• GIVEN INSTRUCTION: Report every line in the listing that contains the string "text".

• Extracted data entries:
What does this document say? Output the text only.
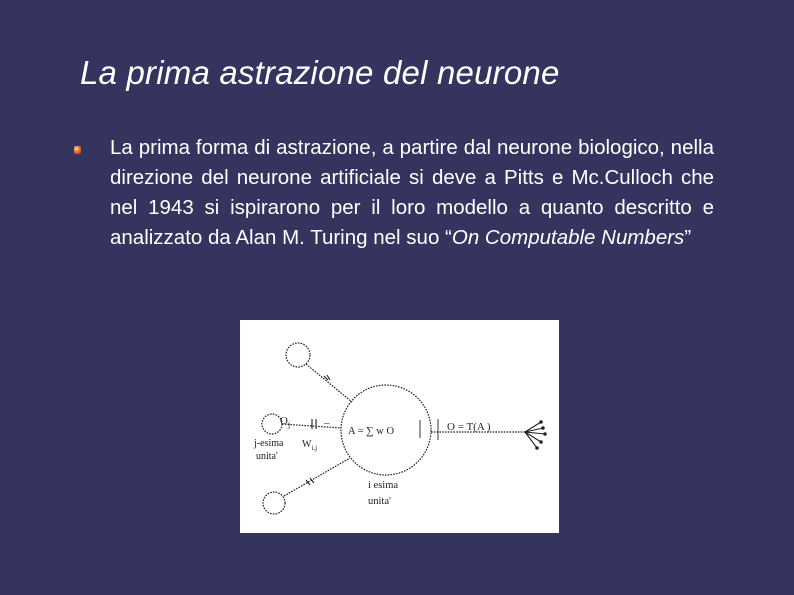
La prima astrazione del neurone
La prima forma di astrazione, a partire dal neurone biologico, nella direzione del neurone artificiale si deve a Pitts e Mc.Culloch che nel 1943 si ispirarono per il loro modello a quanto descritto e analizzato da Alan M. Turing nel suo “On Computable Numbers”
$O_j$
$W_{i,j}$
–
j-esima
unita'
A = ∑ w O	O = T(A )
i esima
unita'
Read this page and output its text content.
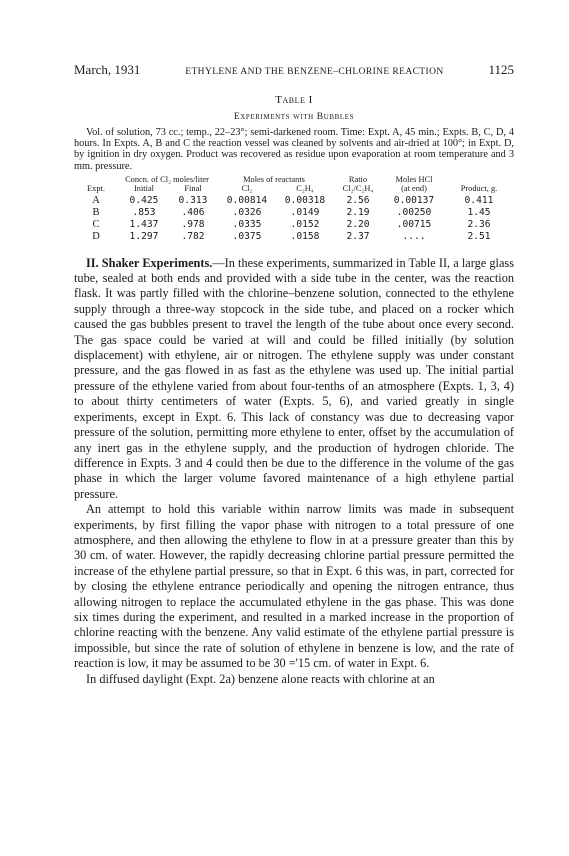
March, 1931	ETHYLENE AND THE BENZENE–CHLORINE REACTION	1125
Table I
Experiments with Bubbles
Vol. of solution, 73 cc.; temp., 22–23°; semi-darkened room. Time: Expt. A, 45 min.; Expts. B, C, D, 4 hours. In Expts. A, B and C the reaction vessel was cleaned by solvents and air-dried at 100°; in Expt. D, by ignition in dry oxygen. Product was recovered as residue upon evaporation at room temperature and 3 mm. pressure.
	Concn. of Cl₂ moles/liter		Moles of reactants		Ratio	Moles HCl	
Expt.	Initial	Final	Cl₂	C₂H₄	Cl₂/C₂H₄	(at end)	Product, g.
A	0.425	0.313	0.00814	0.00318	2.56	0.00137	0.411
B	.853	.406	.0326	.0149	2.19	.00250	1.45
C	1.437	.978	.0335	.0152	2.20	.00715	2.36
D	1.297	.782	.0375	.0158	2.37	....	2.51

II. Shaker Experiments.—In these experiments, summarized in Table II, a large glass tube, sealed at both ends and provided with a side tube in the center, was the reaction flask. It was partly filled with the chlorine–benzene solution, connected to the ethylene supply through a three-way stopcock in the side tube, and placed on a rocker which caused the gas bubbles present to travel the length of the tube about once every second. The gas space could be varied at will and could be filled initially (by solution displacement) with ethylene, air or nitrogen. The ethylene supply was under constant pressure, and the gas flowed in as fast as the ethylene was used up. The initial partial pressure of the ethylene varied from about four-tenths of an atmosphere (Expts. 1, 3, 4) to about thirty centimeters of water (Expts. 5, 6), and varied greatly in single experiments, except in Expt. 6. This lack of constancy was due to decreasing vapor pressure of the solution, permitting more ethylene to enter, offset by the accumulation of any inert gas in the ethylene supply, and the production of hydrogen chloride. The difference in Expts. 3 and 4 could then be due to the difference in the volume of the gas phase in which the larger volume favored maintenance of a high ethylene partial pressure.

An attempt to hold this variable within narrow limits was made in subsequent experiments, by first filling the vapor phase with nitrogen to a total pressure of one atmosphere, and then allowing the ethylene to flow in at a pressure greater than this by 30 cm. of water. However, the rapidly decreasing chlorine partial pressure permitted the increase of the ethylene partial pressure, so that in Expt. 6 this was, in part, corrected for by closing the ethylene entrance periodically and opening the nitrogen entrance, thus allowing nitrogen to replace the accumulated ethylene in the gas phase. This was done six times during the experiment, and resulted in a marked increase in the proportion of chlorine reacting with the benzene. Any valid estimate of the ethylene partial pressure is impossible, but since the rate of solution of ethylene in benzene is low, and the rate of reaction is low, it may be assumed to be 30 ='15 cm. of water in Expt. 6.

In diffused daylight (Expt. 2a) benzene alone reacts with chlorine at an
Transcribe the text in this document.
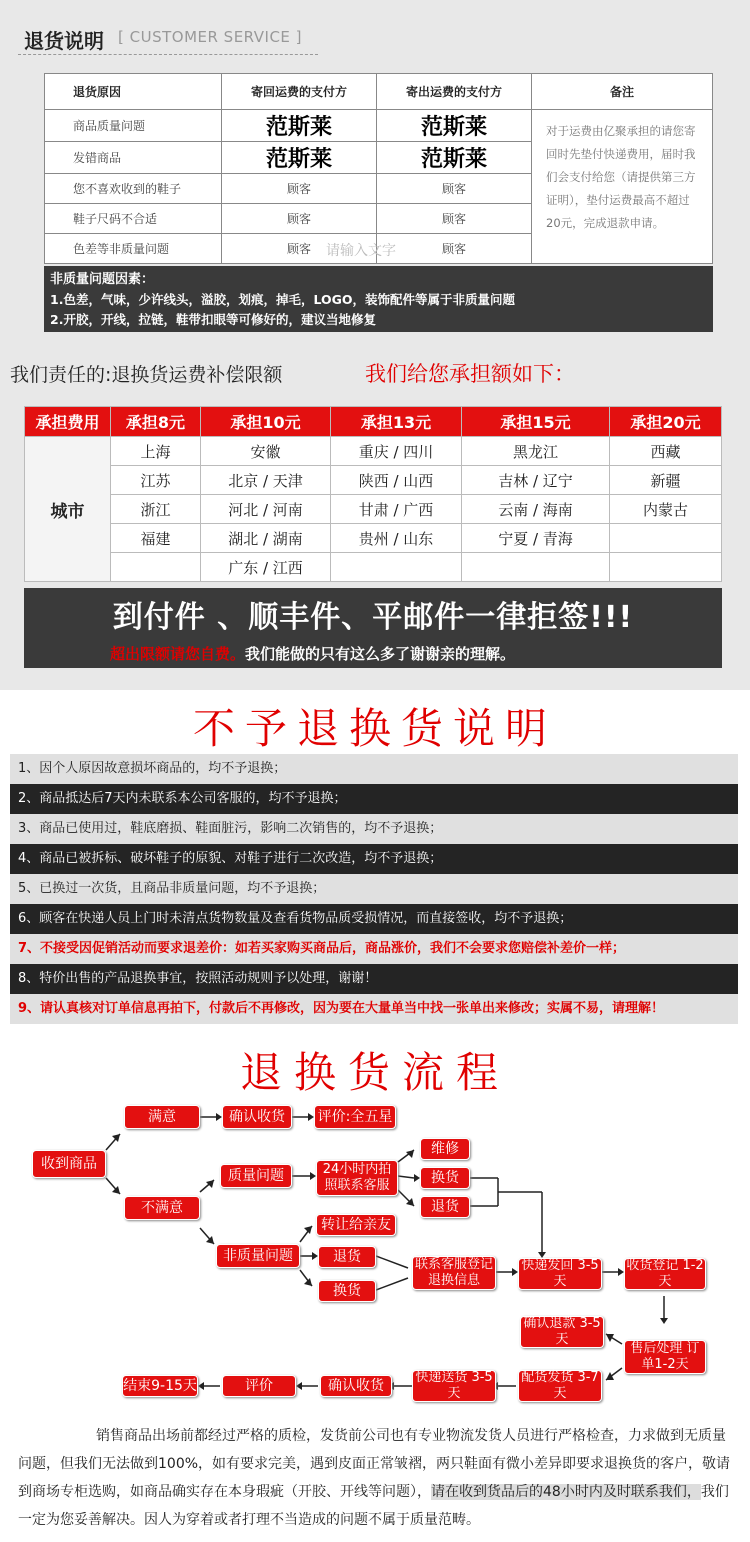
退货说明 [ CUSTOMER SERVICE ]
退货原因	寄回运费的支付方	寄出运费的支付方	备注
商品质量问题	范斯莱	范斯莱	对于运费由亿聚承担的请您寄回时先垫付快递费用，届时我们会支付给您（请提供第三方证明），垫付运费最高不超过20元，完成退款申请。
发错商品	范斯莱	范斯莱	
您不喜欢收到的鞋子	顾客	顾客	
鞋子尺码不合适	顾客	顾客	
色差等非质量问题	顾客	顾客	
请输入文字
非质量问题因素：
1.色差，气味，少许线头，溢胶，划痕，掉毛，LOGO，装饰配件等属于非质量问题
2.开胶，开线，拉链，鞋带扣眼等可修好的，建议当地修复
我们责任的:退换货运费补偿限额	我们给您承担额如下：
承担费用	承担8元	承担10元	承担13元	承担15元	承担20元
城市	上海	安徽	重庆 / 四川	黑龙江	西藏
	江苏	北京 / 天津	陕西 / 山西	吉林 / 辽宁	新疆
	浙江	河北 / 河南	甘肃 / 广西	云南 / 海南	内蒙古
	福建	湖北 / 湖南	贵州 / 山东	宁夏 / 青海	
		广东 / 江西			
到付件 、顺丰件、平邮件一律拒签!!!
超出限额请您自费。我们能做的只有这么多了谢谢亲的理解。
不予退换货说明
1、因个人原因故意损坏商品的，均不予退换；
2、商品抵达后7天内未联系本公司客服的，均不予退换；
3、商品已使用过，鞋底磨损、鞋面脏污，影响二次销售的，均不予退换；
4、商品已被拆标、破坏鞋子的原貌、对鞋子进行二次改造，均不予退换；
5、已换过一次货，且商品非质量问题，均不予退换；
6、顾客在快递人员上门时未清点货物数量及查看货物品质受损情况，而直接签收，均不予退换；
7、不接受因促销活动而要求退差价：如若买家购买商品后，商品涨价，我们不会要求您赔偿补差价一样；
8、特价出售的产品退换事宜，按照活动规则予以处理，谢谢！
9、请认真核对订单信息再拍下，付款后不再修改，因为要在大量单当中找一张单出来修改；实属不易，请理解！
退换货流程
收到商品
满意	确认收货	评价:全五星
不满意
质量问题	24小时内拍照联系客服
维修
换货
退货
非质量问题
转让给亲友
退货
换货
联系客服登记退换信息
快递发回 3-5天
收货登记 1-2天
确认退款 3-5天
售后处理 订单1-2天
配货发货 3-7天
快递送货 3-5天
确认收货
评价
结束9-15天
销售商品出场前都经过严格的质检，发货前公司也有专业物流发货人员进行严格检查，力求做到无质量问题，但我们无法做到100%，如有要求完美，遇到皮面正常皱褶，两只鞋面有微小差异即要求退换货的客户，敬请到商场专柜选购，如商品确实存在本身瑕疵（开胶、开线等问题），请在收到货品后的48小时内及时联系我们，我们一定为您妥善解决。因人为穿着或者打理不当造成的问题不属于质量范畴。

• TASK SOLUTION:
What does this document say? Output the text only.
Read this page and output its text content.
Transcribe the text in this document.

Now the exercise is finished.